Requirement: Determine the number of lines that have the string "диск" in them, and give only that number.

[Stored data]
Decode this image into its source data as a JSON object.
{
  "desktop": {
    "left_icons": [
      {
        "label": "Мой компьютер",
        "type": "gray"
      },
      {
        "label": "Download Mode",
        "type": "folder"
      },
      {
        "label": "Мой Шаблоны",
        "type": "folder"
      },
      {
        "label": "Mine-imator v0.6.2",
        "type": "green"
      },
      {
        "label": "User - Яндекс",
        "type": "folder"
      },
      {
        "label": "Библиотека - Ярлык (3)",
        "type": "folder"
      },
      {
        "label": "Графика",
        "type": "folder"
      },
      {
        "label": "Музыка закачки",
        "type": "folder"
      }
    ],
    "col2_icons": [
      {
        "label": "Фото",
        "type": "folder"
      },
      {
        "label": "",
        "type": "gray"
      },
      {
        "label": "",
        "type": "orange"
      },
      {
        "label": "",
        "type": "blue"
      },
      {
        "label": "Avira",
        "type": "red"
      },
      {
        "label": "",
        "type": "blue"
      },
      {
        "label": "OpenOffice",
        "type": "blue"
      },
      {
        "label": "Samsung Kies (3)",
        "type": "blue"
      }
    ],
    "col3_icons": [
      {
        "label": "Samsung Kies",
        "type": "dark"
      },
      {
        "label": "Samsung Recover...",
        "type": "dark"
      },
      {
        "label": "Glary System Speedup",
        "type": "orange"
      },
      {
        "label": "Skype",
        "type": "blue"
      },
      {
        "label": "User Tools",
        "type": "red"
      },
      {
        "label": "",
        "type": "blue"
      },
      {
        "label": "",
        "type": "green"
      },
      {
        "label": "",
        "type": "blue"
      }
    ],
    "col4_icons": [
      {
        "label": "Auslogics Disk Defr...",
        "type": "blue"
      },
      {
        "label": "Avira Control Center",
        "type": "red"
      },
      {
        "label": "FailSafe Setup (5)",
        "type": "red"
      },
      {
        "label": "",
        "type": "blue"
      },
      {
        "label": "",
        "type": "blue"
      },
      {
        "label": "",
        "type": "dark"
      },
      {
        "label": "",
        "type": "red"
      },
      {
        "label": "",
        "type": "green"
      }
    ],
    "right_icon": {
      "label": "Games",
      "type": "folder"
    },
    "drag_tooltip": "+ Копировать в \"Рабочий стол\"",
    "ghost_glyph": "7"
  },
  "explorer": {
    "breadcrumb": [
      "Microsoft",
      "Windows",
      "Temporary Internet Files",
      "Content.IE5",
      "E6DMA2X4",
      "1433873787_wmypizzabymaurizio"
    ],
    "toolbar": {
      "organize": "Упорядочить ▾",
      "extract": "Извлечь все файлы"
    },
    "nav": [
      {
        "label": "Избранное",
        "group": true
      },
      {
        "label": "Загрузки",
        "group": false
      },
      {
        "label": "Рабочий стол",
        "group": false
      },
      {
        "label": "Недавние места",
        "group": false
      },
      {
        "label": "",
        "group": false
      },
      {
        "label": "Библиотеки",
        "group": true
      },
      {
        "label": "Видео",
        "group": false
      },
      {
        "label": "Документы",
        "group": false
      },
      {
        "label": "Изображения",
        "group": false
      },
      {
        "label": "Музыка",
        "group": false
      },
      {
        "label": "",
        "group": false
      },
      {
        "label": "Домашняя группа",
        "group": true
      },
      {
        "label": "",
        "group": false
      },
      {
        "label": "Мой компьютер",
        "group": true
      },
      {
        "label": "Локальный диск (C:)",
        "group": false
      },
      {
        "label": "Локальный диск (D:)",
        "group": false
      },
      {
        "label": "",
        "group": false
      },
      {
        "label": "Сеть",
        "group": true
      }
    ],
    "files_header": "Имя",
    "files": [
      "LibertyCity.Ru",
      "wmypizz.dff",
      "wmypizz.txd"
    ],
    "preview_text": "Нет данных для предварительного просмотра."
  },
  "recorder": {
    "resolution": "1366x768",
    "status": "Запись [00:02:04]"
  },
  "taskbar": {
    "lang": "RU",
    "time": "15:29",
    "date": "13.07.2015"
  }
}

...

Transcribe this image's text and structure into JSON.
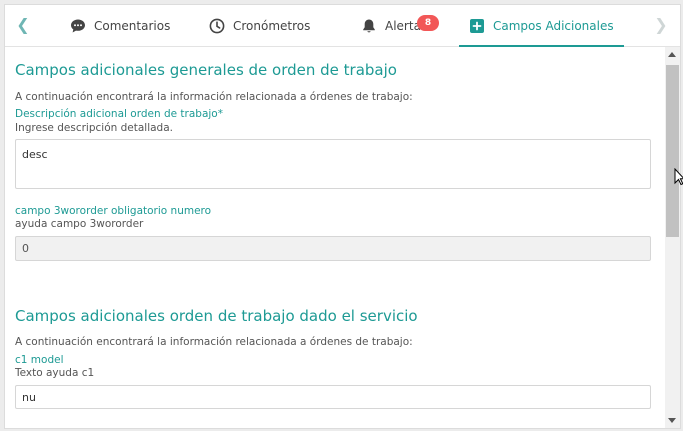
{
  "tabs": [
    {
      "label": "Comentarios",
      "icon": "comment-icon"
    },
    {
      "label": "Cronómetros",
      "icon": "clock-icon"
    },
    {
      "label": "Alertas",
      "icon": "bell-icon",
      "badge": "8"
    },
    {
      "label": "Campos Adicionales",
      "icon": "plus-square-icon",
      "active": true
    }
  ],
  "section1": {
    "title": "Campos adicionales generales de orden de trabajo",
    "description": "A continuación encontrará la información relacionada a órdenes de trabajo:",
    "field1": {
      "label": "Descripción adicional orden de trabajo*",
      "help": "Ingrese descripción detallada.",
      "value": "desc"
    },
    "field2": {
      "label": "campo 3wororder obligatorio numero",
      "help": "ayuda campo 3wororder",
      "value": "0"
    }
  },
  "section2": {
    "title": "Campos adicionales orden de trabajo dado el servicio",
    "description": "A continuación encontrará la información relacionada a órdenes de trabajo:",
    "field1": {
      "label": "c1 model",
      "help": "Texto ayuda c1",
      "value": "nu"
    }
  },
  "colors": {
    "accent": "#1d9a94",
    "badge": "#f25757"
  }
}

Output of the exercise: 2